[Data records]

..............................

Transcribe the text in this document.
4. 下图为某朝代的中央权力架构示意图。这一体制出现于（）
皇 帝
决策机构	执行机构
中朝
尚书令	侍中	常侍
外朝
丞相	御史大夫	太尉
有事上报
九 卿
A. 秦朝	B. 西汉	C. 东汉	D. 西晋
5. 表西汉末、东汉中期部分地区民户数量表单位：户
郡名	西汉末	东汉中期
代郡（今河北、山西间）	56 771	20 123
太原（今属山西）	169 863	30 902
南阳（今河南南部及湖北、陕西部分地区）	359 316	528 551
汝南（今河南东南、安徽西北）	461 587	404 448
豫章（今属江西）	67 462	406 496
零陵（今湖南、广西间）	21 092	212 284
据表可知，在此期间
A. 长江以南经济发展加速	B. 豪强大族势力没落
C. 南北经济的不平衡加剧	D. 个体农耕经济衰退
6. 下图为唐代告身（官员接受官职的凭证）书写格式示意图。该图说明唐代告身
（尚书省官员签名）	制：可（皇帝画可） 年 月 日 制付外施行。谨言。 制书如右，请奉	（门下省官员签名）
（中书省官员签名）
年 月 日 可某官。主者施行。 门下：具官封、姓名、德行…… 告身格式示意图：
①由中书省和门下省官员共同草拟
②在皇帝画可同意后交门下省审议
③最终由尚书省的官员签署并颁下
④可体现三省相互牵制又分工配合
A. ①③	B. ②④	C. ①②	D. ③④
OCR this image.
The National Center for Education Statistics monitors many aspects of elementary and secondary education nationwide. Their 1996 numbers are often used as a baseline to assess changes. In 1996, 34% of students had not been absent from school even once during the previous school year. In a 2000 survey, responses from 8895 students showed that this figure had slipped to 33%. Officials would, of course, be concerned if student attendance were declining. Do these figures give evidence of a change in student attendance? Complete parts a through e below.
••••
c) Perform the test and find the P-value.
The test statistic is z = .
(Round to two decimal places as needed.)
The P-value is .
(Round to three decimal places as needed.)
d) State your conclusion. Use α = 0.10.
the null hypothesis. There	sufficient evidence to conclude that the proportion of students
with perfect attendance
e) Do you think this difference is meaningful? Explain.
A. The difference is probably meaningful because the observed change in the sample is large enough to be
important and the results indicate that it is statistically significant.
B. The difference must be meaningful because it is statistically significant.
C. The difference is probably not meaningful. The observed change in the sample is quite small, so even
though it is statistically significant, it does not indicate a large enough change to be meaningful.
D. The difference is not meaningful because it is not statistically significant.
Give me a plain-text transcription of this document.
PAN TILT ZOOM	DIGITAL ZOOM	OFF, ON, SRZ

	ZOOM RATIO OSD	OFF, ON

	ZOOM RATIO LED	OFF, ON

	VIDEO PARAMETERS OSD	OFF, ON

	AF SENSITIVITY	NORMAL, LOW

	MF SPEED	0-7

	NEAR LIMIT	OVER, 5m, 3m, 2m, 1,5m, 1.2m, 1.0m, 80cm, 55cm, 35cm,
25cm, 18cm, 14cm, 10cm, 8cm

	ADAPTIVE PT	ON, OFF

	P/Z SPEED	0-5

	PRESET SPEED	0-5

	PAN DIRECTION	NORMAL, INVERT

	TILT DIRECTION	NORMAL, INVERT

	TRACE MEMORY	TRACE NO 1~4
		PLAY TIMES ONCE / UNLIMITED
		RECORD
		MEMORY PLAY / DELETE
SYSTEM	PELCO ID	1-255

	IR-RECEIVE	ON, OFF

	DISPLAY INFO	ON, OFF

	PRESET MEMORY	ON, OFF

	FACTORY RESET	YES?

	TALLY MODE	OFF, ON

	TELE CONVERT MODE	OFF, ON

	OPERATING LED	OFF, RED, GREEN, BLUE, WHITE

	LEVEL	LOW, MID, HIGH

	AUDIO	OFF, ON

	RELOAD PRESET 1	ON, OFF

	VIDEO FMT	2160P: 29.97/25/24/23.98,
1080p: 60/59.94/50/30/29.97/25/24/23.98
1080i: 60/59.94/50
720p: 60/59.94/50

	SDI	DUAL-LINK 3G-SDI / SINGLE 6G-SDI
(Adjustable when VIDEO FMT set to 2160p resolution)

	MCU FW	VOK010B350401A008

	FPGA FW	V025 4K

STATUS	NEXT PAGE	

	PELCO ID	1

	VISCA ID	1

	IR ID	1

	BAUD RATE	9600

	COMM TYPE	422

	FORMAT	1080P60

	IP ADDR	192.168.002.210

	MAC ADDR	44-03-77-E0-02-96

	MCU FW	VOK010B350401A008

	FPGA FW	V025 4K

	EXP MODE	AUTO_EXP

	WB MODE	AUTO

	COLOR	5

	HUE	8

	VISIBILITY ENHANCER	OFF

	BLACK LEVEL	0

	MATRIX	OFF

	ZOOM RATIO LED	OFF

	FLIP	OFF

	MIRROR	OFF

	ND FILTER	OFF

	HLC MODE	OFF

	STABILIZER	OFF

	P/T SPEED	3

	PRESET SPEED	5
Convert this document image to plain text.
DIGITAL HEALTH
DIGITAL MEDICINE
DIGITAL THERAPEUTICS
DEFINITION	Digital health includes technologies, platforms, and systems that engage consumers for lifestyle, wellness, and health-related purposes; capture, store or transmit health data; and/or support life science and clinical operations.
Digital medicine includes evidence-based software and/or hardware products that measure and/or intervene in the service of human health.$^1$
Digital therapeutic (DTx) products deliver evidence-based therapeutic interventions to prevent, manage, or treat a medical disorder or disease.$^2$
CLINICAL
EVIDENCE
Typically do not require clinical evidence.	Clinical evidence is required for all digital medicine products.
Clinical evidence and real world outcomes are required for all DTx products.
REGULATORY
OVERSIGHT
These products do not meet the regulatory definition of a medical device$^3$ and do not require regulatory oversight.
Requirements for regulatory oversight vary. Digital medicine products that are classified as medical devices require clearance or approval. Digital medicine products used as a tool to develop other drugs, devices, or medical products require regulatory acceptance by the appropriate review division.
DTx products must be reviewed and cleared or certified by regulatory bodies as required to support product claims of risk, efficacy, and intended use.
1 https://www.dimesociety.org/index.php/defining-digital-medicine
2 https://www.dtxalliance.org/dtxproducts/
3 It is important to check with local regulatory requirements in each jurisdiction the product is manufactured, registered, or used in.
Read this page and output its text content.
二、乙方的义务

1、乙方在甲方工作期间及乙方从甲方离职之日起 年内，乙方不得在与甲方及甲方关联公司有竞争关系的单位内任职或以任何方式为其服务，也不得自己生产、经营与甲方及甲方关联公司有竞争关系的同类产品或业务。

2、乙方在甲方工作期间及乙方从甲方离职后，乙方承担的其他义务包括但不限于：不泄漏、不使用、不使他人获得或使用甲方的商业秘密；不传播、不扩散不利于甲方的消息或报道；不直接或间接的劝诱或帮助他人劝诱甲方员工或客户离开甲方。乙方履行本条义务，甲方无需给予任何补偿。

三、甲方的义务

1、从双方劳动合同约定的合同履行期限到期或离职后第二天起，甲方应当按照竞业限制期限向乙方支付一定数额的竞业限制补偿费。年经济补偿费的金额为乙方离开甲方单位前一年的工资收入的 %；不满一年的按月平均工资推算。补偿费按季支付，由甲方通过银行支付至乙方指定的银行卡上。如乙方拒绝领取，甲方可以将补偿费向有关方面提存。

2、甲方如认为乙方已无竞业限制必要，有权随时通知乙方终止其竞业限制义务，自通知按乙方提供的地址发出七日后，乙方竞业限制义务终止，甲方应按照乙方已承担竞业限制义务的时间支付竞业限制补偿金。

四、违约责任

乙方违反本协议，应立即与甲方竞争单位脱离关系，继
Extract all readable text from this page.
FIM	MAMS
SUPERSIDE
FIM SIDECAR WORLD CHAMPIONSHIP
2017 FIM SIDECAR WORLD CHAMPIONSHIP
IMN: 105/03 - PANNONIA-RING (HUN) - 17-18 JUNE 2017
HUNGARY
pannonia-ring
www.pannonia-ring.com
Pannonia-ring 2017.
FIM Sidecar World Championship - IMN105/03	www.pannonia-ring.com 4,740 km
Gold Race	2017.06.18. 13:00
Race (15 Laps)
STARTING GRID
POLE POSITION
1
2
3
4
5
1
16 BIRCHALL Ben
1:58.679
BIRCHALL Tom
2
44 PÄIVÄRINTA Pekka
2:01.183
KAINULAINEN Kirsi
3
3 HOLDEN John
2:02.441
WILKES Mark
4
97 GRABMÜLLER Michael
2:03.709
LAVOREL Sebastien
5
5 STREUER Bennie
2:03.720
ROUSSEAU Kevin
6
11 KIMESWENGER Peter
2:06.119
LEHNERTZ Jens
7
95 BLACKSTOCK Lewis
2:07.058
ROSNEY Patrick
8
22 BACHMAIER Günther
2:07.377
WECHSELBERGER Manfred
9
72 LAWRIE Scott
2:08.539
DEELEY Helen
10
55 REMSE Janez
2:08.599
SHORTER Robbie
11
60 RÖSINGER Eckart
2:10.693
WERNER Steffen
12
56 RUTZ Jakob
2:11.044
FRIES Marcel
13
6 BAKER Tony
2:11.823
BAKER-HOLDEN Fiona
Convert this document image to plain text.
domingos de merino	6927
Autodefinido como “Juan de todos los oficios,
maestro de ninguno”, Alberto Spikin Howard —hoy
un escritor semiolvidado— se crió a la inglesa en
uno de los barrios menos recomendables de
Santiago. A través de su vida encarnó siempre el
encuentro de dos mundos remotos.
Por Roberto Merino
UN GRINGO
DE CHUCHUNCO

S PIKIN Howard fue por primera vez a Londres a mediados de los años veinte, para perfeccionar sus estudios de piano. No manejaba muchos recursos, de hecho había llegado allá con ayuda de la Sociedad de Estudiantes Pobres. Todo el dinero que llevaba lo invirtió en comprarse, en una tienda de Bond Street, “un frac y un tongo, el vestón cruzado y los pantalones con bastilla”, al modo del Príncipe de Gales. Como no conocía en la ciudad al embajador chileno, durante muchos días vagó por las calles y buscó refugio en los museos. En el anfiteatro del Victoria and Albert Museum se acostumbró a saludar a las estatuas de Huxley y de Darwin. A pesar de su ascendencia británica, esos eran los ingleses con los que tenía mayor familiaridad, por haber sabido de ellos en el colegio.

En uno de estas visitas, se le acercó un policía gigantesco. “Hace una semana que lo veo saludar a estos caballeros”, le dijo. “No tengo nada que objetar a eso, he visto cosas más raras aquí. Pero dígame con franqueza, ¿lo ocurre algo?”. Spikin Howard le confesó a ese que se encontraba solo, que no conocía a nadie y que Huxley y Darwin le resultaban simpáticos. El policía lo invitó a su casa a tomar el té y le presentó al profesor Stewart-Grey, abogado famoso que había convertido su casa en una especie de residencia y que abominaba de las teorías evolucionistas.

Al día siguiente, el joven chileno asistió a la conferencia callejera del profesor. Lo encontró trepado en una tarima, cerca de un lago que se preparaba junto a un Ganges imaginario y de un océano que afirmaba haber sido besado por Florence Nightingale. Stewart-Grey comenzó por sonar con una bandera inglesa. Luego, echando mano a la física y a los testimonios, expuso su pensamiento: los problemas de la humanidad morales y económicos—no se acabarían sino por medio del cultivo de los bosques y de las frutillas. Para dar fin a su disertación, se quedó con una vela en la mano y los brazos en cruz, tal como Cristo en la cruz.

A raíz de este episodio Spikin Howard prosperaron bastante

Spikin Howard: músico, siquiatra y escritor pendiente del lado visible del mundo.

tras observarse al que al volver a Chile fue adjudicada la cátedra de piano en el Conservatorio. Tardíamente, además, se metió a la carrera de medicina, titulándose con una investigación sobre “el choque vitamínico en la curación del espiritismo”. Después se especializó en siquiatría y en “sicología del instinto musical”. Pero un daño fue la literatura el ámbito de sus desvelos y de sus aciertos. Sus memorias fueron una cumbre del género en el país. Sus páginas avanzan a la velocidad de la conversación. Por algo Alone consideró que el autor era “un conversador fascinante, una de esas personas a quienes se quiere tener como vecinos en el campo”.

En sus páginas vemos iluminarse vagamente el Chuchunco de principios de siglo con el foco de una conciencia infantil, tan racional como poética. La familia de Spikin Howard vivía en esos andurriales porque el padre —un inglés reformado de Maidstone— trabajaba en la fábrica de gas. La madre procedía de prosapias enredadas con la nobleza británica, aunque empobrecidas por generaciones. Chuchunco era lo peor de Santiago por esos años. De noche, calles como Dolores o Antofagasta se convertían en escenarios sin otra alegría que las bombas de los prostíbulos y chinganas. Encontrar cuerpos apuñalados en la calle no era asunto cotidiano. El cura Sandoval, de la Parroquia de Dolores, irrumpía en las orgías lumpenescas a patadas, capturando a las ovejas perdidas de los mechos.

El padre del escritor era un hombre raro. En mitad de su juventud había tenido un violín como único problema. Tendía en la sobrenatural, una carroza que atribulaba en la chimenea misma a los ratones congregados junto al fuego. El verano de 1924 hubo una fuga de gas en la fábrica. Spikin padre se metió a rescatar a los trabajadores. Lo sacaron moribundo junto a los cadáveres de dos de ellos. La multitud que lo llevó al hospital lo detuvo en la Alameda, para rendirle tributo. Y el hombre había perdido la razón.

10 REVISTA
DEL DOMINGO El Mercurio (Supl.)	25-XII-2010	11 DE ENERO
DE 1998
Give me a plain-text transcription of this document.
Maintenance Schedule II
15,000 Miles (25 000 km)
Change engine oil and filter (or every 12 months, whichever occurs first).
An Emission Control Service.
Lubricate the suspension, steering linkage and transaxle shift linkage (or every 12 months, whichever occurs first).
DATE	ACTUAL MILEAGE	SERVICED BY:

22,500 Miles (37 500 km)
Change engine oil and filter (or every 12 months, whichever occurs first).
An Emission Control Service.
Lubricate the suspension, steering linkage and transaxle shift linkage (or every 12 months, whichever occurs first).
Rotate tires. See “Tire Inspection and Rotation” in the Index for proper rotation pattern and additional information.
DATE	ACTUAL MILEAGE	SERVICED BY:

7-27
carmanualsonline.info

..............................

WHAT IS ASKED: Among the entries, how many lines include the word "probably"? Answer with a single number and nothing further.

FULL OUTPUT: 2